Start of PROVIDED ENTRIES

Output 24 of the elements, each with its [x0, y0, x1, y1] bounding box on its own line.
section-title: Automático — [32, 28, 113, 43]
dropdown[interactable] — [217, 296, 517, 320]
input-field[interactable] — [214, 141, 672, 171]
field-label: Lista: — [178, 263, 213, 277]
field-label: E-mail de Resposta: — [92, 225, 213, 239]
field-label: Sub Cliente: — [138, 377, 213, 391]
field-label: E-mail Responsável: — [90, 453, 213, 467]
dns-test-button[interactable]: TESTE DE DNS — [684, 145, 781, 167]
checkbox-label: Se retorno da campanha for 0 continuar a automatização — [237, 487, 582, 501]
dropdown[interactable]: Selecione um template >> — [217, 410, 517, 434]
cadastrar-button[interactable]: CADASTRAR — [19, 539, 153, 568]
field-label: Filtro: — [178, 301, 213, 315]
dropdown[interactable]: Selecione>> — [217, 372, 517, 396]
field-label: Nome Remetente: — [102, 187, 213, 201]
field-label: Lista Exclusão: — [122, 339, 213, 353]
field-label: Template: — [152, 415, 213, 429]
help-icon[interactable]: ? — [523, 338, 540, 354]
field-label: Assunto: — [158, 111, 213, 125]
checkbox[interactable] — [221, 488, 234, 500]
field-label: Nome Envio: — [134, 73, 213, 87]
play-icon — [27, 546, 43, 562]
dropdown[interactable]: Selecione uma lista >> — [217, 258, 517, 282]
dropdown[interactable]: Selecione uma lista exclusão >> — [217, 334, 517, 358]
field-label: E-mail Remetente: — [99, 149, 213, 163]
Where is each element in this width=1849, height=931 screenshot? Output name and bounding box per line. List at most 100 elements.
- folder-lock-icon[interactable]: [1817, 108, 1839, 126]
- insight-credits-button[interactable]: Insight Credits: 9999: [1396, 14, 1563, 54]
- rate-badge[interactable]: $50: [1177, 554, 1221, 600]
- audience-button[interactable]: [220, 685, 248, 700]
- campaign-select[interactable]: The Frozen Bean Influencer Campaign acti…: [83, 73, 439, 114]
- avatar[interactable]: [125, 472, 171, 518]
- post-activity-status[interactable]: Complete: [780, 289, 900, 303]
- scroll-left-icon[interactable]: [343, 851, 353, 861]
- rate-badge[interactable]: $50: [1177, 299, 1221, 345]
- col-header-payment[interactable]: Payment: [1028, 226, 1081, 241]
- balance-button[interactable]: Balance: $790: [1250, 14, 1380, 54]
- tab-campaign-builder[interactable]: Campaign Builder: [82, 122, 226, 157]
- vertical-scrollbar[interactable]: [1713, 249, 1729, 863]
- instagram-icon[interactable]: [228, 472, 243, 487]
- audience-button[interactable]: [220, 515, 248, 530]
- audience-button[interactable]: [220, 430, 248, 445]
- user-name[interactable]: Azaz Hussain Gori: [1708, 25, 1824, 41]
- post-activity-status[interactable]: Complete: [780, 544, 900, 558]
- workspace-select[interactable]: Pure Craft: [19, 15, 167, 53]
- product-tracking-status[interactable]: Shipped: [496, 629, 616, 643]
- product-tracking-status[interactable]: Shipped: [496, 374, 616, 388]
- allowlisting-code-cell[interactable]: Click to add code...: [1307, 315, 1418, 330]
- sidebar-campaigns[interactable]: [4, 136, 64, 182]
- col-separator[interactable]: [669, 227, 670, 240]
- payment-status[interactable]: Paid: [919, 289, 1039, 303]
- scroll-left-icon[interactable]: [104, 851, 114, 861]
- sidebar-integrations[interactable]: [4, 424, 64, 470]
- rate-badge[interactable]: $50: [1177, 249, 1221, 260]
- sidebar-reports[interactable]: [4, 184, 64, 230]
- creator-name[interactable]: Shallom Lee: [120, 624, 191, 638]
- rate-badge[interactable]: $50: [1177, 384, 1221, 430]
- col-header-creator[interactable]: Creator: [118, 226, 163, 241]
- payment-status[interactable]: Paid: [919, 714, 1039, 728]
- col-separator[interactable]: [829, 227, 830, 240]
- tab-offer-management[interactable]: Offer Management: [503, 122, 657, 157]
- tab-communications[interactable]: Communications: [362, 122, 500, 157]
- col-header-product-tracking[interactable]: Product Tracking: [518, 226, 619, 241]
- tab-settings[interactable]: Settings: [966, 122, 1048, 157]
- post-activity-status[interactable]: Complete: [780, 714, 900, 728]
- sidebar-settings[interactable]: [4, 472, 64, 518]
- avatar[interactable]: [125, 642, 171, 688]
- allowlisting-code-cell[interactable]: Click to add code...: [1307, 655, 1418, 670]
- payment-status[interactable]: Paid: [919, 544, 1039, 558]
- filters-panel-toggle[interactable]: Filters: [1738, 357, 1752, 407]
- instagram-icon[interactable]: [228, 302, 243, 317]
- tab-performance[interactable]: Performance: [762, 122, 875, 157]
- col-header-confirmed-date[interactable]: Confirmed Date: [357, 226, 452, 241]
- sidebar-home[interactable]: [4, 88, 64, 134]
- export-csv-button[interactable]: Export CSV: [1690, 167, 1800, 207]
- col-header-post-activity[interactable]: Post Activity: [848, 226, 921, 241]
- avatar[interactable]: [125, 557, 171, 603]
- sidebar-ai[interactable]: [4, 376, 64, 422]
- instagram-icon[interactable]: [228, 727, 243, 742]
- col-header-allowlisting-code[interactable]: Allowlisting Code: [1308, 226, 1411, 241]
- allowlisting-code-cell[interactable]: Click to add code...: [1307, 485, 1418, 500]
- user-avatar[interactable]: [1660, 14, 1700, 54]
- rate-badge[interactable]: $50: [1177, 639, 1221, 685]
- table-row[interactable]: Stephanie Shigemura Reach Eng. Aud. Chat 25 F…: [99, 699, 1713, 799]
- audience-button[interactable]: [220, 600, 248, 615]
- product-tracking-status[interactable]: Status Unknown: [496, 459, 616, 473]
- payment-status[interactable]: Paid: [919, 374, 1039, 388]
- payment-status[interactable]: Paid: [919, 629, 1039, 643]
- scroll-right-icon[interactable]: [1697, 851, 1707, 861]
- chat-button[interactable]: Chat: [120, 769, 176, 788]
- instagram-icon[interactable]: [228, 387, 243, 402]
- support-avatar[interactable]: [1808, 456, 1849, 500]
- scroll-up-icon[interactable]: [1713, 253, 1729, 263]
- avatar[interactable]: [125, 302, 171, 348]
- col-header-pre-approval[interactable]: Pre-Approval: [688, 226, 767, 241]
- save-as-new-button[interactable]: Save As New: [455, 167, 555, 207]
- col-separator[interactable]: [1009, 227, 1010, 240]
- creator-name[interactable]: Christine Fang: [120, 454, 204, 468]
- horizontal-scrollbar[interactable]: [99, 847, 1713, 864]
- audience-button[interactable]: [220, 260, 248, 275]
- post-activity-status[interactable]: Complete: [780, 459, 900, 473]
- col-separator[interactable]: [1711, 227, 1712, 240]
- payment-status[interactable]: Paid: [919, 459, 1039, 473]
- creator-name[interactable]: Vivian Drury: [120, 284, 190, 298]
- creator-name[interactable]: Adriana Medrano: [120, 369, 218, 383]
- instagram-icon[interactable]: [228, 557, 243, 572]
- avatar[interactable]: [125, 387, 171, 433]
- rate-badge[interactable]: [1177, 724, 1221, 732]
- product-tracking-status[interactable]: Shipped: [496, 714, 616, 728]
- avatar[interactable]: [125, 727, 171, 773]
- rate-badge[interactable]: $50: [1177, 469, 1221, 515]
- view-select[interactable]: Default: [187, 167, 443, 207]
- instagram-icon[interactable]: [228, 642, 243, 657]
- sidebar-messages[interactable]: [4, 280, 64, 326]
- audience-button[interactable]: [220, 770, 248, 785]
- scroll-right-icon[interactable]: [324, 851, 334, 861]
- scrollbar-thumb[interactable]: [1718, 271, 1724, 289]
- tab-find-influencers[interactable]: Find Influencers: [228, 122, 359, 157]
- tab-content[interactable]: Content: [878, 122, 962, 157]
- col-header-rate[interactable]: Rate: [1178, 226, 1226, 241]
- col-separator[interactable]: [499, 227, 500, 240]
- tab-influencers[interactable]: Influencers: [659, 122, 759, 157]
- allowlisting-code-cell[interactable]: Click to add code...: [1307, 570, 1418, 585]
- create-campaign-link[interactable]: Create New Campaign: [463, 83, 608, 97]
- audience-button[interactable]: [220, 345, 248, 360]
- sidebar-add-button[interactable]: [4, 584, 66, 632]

End of PROVIDED ENTRIES

[YOUR TASK] Copy the data verbatim, starting at its first line and ending at the line that contains "289, 900, 303]", with both of those lines included and nothing after them.

[TASK ANSWER]
Output 24 of the elements, each with its [x0, y0, x1, y1] bounding box on its own line.
section-title: Automático — [32, 28, 113, 43]
dropdown[interactable] — [217, 296, 517, 320]
input-field[interactable] — [214, 141, 672, 171]
field-label: Lista: — [178, 263, 213, 277]
field-label: E-mail de Resposta: — [92, 225, 213, 239]
field-label: Sub Cliente: — [138, 377, 213, 391]
field-label: E-mail Responsável: — [90, 453, 213, 467]
dns-test-button[interactable]: TESTE DE DNS — [684, 145, 781, 167]
checkbox-label: Se retorno da campanha for 0 continuar a automatização — [237, 487, 582, 501]
dropdown[interactable]: Selecione um template >> — [217, 410, 517, 434]
cadastrar-button[interactable]: CADASTRAR — [19, 539, 153, 568]
field-label: Filtro: — [178, 301, 213, 315]
dropdown[interactable]: Selecione>> — [217, 372, 517, 396]
field-label: Nome Remetente: — [102, 187, 213, 201]
field-label: Lista Exclusão: — [122, 339, 213, 353]
field-label: Template: — [152, 415, 213, 429]
help-icon[interactable]: ? — [523, 338, 540, 354]
field-label: Assunto: — [158, 111, 213, 125]
checkbox[interactable] — [221, 488, 234, 500]
field-label: Nome Envio: — [134, 73, 213, 87]
play-icon — [27, 546, 43, 562]
dropdown[interactable]: Selecione uma lista >> — [217, 258, 517, 282]
dropdown[interactable]: Selecione uma lista exclusão >> — [217, 334, 517, 358]
field-label: E-mail Remetente: — [99, 149, 213, 163]
Where is each element in this width=1849, height=931 screenshot? Output name and bounding box per line. List at most 100 elements.
- folder-lock-icon[interactable]: [1817, 108, 1839, 126]
- insight-credits-button[interactable]: Insight Credits: 9999: [1396, 14, 1563, 54]
- rate-badge[interactable]: $50: [1177, 554, 1221, 600]
- audience-button[interactable]: [220, 685, 248, 700]
- campaign-select[interactable]: The Frozen Bean Influencer Campaign acti…: [83, 73, 439, 114]
- avatar[interactable]: [125, 472, 171, 518]
- post-activity-status[interactable]: Complete: [780, 289, 900, 303]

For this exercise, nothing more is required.